[Records from a dataset]
+++++
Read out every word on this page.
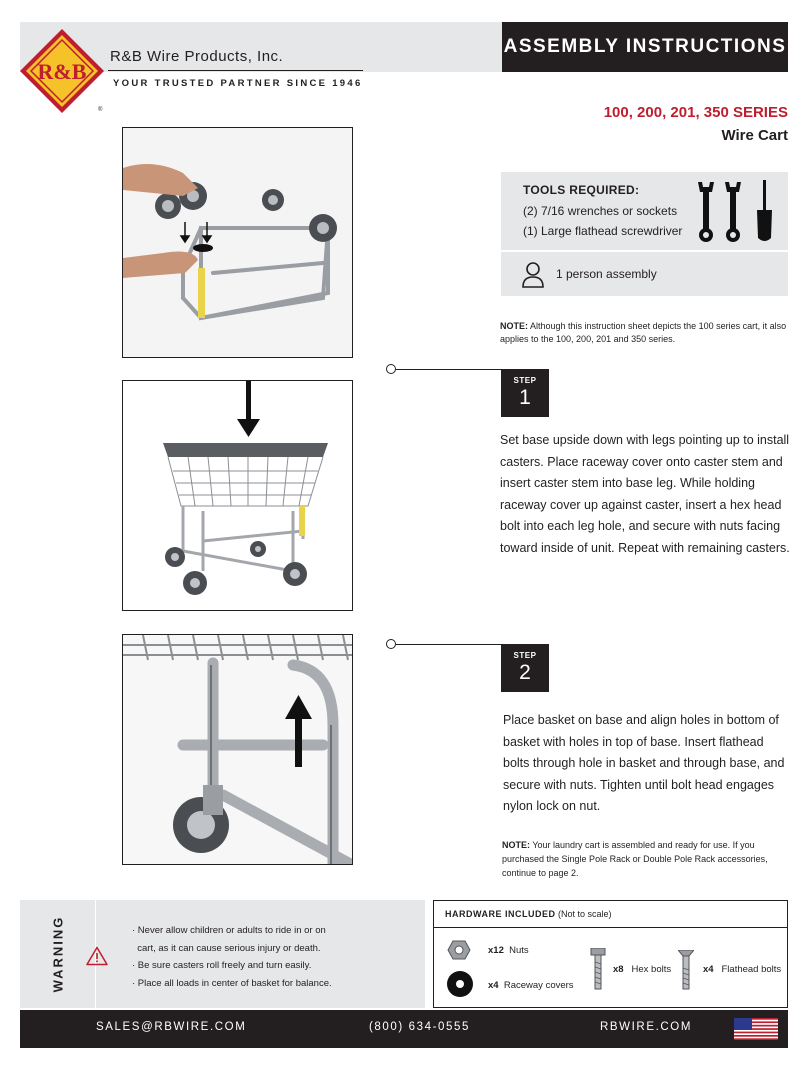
ASSEMBLY INSTRUCTIONS
R&B
®
R&B Wire Products, Inc.
YOUR TRUSTED PARTNER SINCE 1946
100, 200, 201, 350 SERIES
Wire Cart
TOOLS REQUIRED:
(2) 7/16 wrenches or sockets
(1) Large flathead screwdriver
1 person assembly
NOTE: Although this instruction sheet depicts the 100 series cart, it also applies to the 100, 200, 201 and 350 series.
STEP
1
Set base upside down with legs pointing up to install casters. Place raceway cover onto caster stem and insert caster stem into base leg. While holding raceway cover up against caster, insert a hex head bolt into each leg hole, and secure with nuts facing toward inside of unit. Repeat with remaining casters.
STEP
2
Place basket on base and align holes in bottom of basket with holes in top of base. Insert flathead bolts through hole in basket and through base, and secure with nuts. Tighten until bolt head engages nylon lock on nut.
NOTE: Your laundry cart is assembled and ready for use. If you purchased the Single Pole Rack or Double Pole Rack accessories, continue to page 2.
WARNING	· Never allow children or adults to ride in or on
cart, as it can cause serious injury or death.
· Be sure casters roll freely and turn easily.
· Place all loads in center of basket for balance.
HARDWARE INCLUDED (Not to scale)
x12 Nuts
x4 Raceway covers
x8 Hex bolts	x4 Flathead bolts
SALES@RBWIRE.COM	(800) 634-0555	RBWIRE.COM
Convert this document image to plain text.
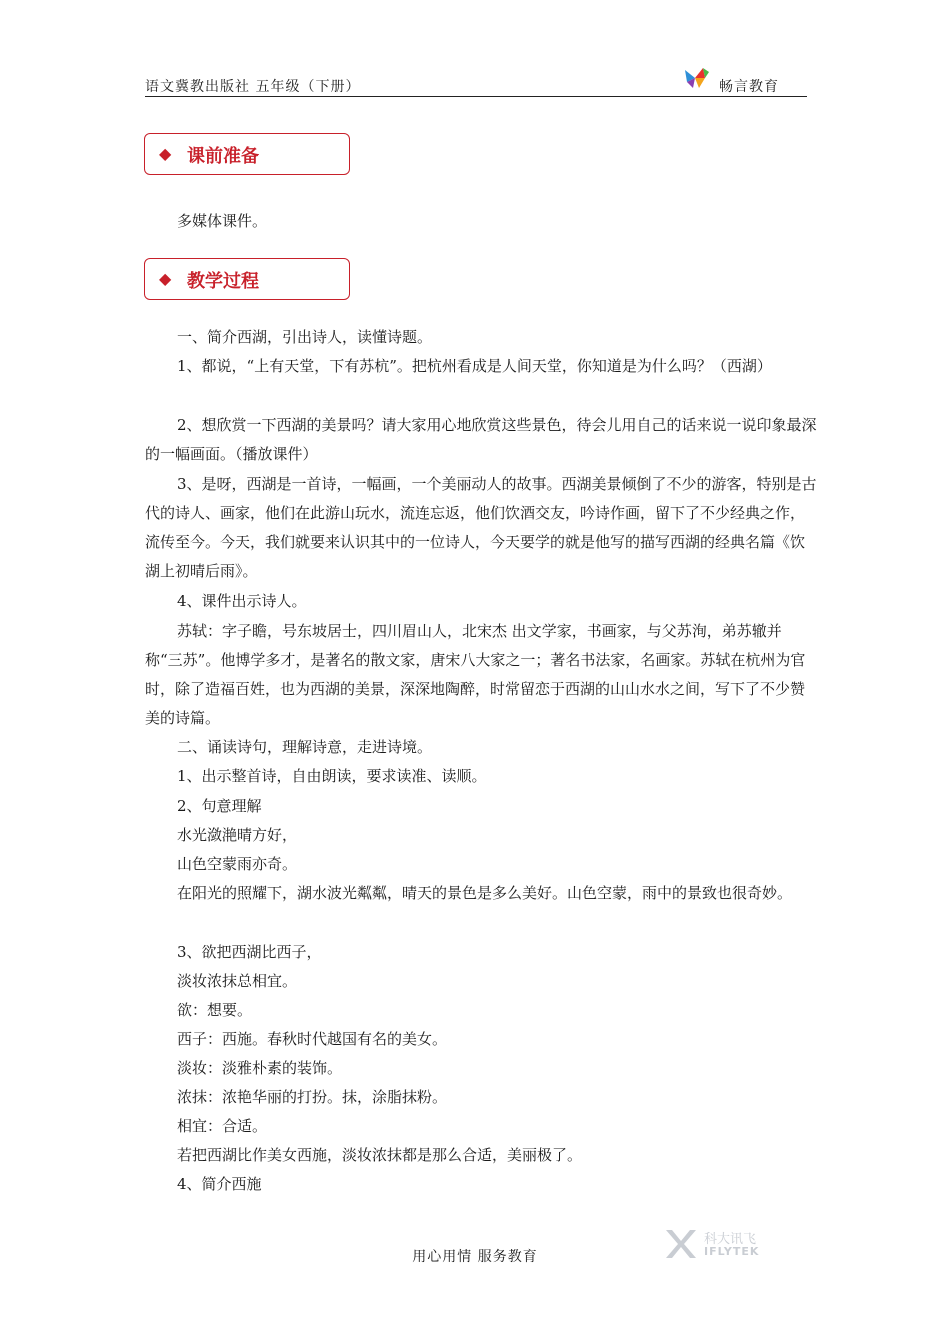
语文冀教出版社 五年级（下册）	畅言教育
◆ 课前准备

多媒体课件。

◆ 教学过程

一、简介西湖，引出诗人，读懂诗题。

1、都说，“上有天堂，下有苏杭”。把杭州看成是人间天堂，你知道是为什么吗？（西湖）

2、想欣赏一下西湖的美景吗？请大家用心地欣赏这些景色，待会儿用自己的话来说一说印象最深的一幅画面。（播放课件）

3、是呀，西湖是一首诗，一幅画，一个美丽动人的故事。西湖美景倾倒了不少的游客，特别是古代的诗人、画家，他们在此游山玩水，流连忘返，他们饮酒交友，吟诗作画，留下了不少经典之作，流传至今。今天，我们就要来认识其中的一位诗人，今天要学的就是他写的描写西湖的经典名篇《饮湖上初晴后雨》。

4、课件出示诗人。

苏轼：字子瞻，号东坡居士，四川眉山人，北宋杰 出文学家，书画家，与父苏洵，弟苏辙并称“三苏”。他博学多才，是著名的散文家，唐宋八大家之一；著名书法家，名画家。苏轼在杭州为官时，除了造福百姓，也为西湖的美景，深深地陶醉，时常留恋于西湖的山山水水之间，写下了不少赞美的诗篇。

二、诵读诗句，理解诗意，走进诗境。

1、出示整首诗，自由朗读，要求读准、读顺。

2、句意理解

水光潋滟晴方好，

山色空蒙雨亦奇。

在阳光的照耀下，湖水波光粼粼，晴天的景色是多么美好。山色空蒙，雨中的景致也很奇妙。

3、欲把西湖比西子，

淡妆浓抹总相宜。

欲：想要。

西子：西施。春秋时代越国有名的美女。

淡妆：淡雅朴素的装饰。

浓抹：浓艳华丽的打扮。抹，涂脂抹粉。

相宜：合适。

若把西湖比作美女西施，淡妆浓抹都是那么合适，美丽极了。

4、简介西施

用心用情 服务教育
科大讯飞
IFLYTEK
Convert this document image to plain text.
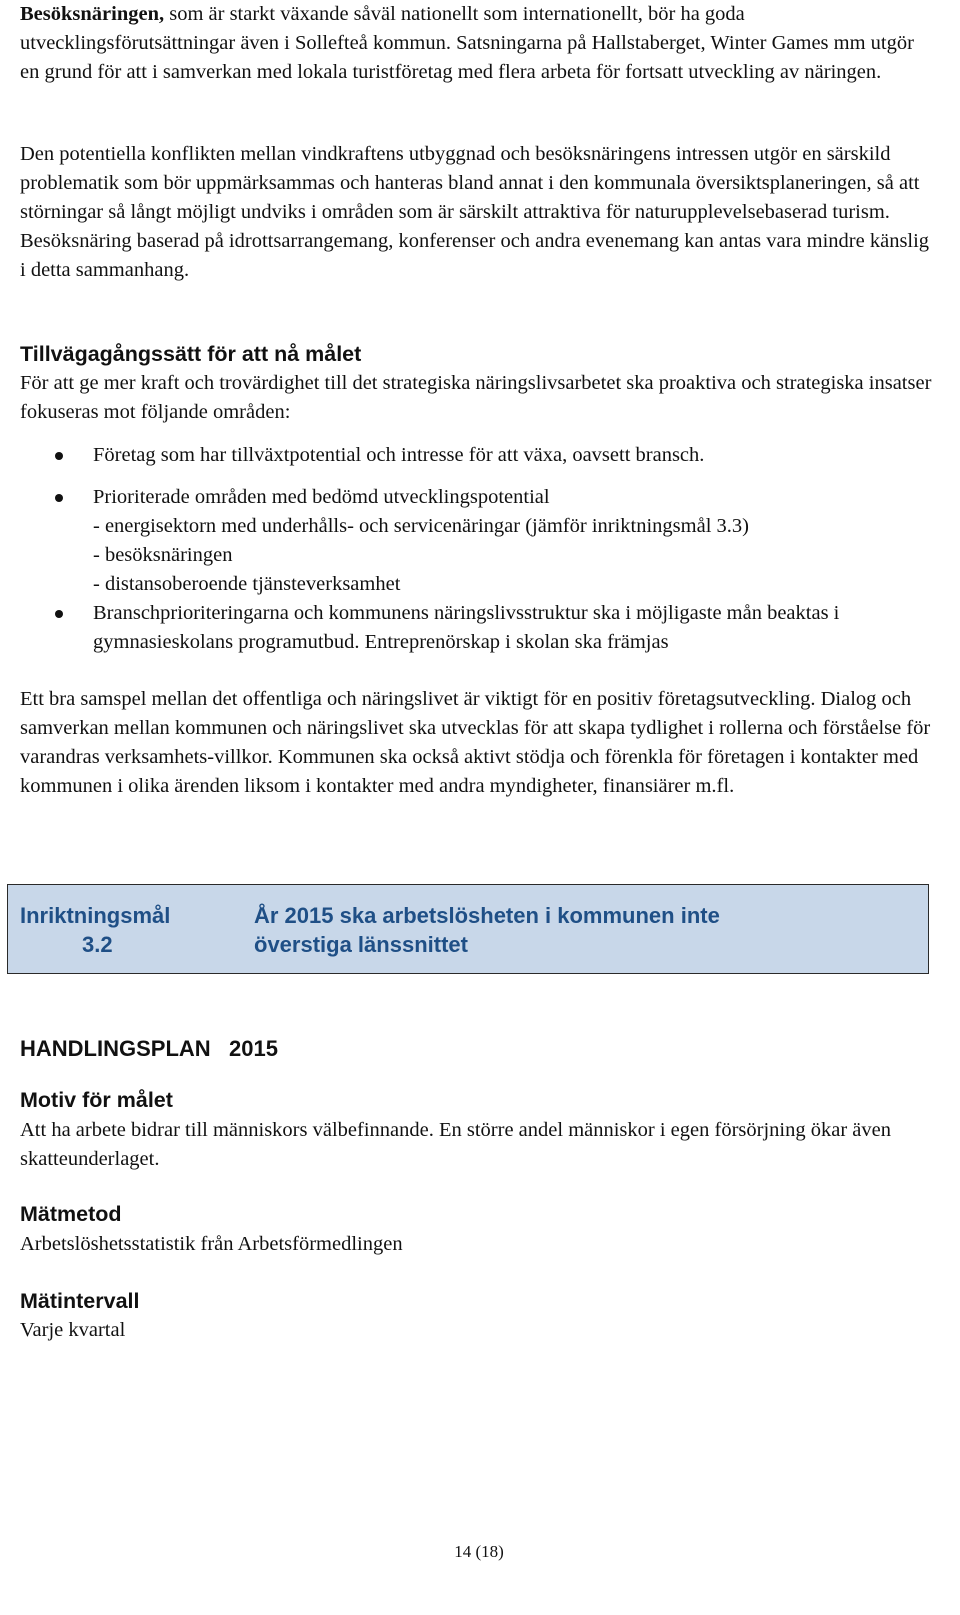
Besöksnäringen, som är starkt växande såväl nationellt som internationellt, bör ha goda utvecklingsförutsättningar även i Sollefteå kommun. Satsningarna på Hallstaberget, Winter Games mm utgör en grund för att i samverkan med lokala turistföretag med flera arbeta för fortsatt utveckling av näringen.

Den potentiella konflikten mellan vindkraftens utbyggnad och besöksnäringens intressen utgör en särskild problematik som bör uppmärksammas och hanteras bland annat i den kommunala översiktsplaneringen, så att störningar så långt möjligt undviks i områden som är särskilt attraktiva för naturupplevelsebaserad turism. Besöksnäring baserad på idrottsarrangemang, konferenser och andra evenemang kan antas vara mindre känslig i detta sammanhang.

Tillvägagångssätt för att nå målet

För att ge mer kraft och trovärdighet till det strategiska näringslivsarbetet ska proaktiva och strategiska insatser fokuseras mot följande områden:

Företag som har tillväxtpotential och intresse för att växa, oavsett bransch.
Prioriterade områden med bedömd utvecklingspotential
- energisektorn med underhålls- och servicenäringar (jämför inriktningsmål 3.3)
- besöksnäringen
- distansoberoende tjänsteverksamhet
Branschprioriteringarna och kommunens näringslivsstruktur ska i möjligaste mån beaktas i gymnasieskolans programutbud. Entreprenörskap i skolan ska främjas

Ett bra samspel mellan det offentliga och näringslivet är viktigt för en positiv företagsutveckling. Dialog och samverkan mellan kommunen och näringslivet ska utvecklas för att skapa tydlighet i rollerna och förståelse för varandras verksamhets-villkor. Kommunen ska också aktivt stödja och förenkla för företagen i kontakter med kommunen i olika ärenden liksom i kontakter med andra myndigheter, finansiärer m.fl.

Inriktningsmål
3.2
År 2015 ska arbetslösheten i kommunen inte
överstiga länssnittet
HANDLINGSPLAN   2015
Motiv för målet

Att ha arbete bidrar till människors välbefinnande. En större andel människor i egen försörjning ökar även skatteunderlaget.

Mätmetod

Arbetslöshetsstatistik från Arbetsförmedlingen

Mätintervall

Varje kvartal

14 (18)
+++++
• THE REQUEST
Only the count is wanted: report how many lines of the material above hold the word "NOTE".

• WORKED ANSWER
2